** EXTRACTED ENTRIES follows **

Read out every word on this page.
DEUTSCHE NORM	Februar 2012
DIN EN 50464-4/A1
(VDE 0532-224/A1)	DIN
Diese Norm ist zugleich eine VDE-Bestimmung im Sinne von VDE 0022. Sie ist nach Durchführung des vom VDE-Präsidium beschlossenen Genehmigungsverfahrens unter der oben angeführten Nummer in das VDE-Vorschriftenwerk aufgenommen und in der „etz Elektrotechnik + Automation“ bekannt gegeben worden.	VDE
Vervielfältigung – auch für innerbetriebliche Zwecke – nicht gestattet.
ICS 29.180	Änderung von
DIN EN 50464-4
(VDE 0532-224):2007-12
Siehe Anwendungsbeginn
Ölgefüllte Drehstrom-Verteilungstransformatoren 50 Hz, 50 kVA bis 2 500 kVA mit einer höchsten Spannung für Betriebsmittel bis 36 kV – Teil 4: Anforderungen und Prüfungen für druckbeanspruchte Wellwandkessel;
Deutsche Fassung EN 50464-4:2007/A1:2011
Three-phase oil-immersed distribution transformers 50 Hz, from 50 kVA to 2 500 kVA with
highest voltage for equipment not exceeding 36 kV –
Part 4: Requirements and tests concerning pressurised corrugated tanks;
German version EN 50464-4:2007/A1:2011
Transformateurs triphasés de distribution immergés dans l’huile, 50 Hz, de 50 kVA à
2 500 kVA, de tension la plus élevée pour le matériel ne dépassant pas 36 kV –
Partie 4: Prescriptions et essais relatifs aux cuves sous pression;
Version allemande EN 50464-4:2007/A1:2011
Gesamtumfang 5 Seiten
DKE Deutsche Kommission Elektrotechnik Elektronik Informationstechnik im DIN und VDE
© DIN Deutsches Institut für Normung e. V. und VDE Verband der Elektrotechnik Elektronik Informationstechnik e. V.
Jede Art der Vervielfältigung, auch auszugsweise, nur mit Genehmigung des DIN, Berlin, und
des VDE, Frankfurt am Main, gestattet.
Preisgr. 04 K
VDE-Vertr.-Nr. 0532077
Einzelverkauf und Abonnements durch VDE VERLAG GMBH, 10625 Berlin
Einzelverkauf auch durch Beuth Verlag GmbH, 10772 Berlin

** End of EXTRACTED ENTRIES **

• _TRY IT_: Every line in the records above that contains the word "Vervielfältigung" is to be copied out.

• _PROBLEM SOLUTION_:
Vervielfältigung – auch für innerbetriebliche Zwecke – nicht gestattet.
Jede Art der Vervielfältigung, auch auszugsweise, nur mit Genehmigung des DIN, Berlin, und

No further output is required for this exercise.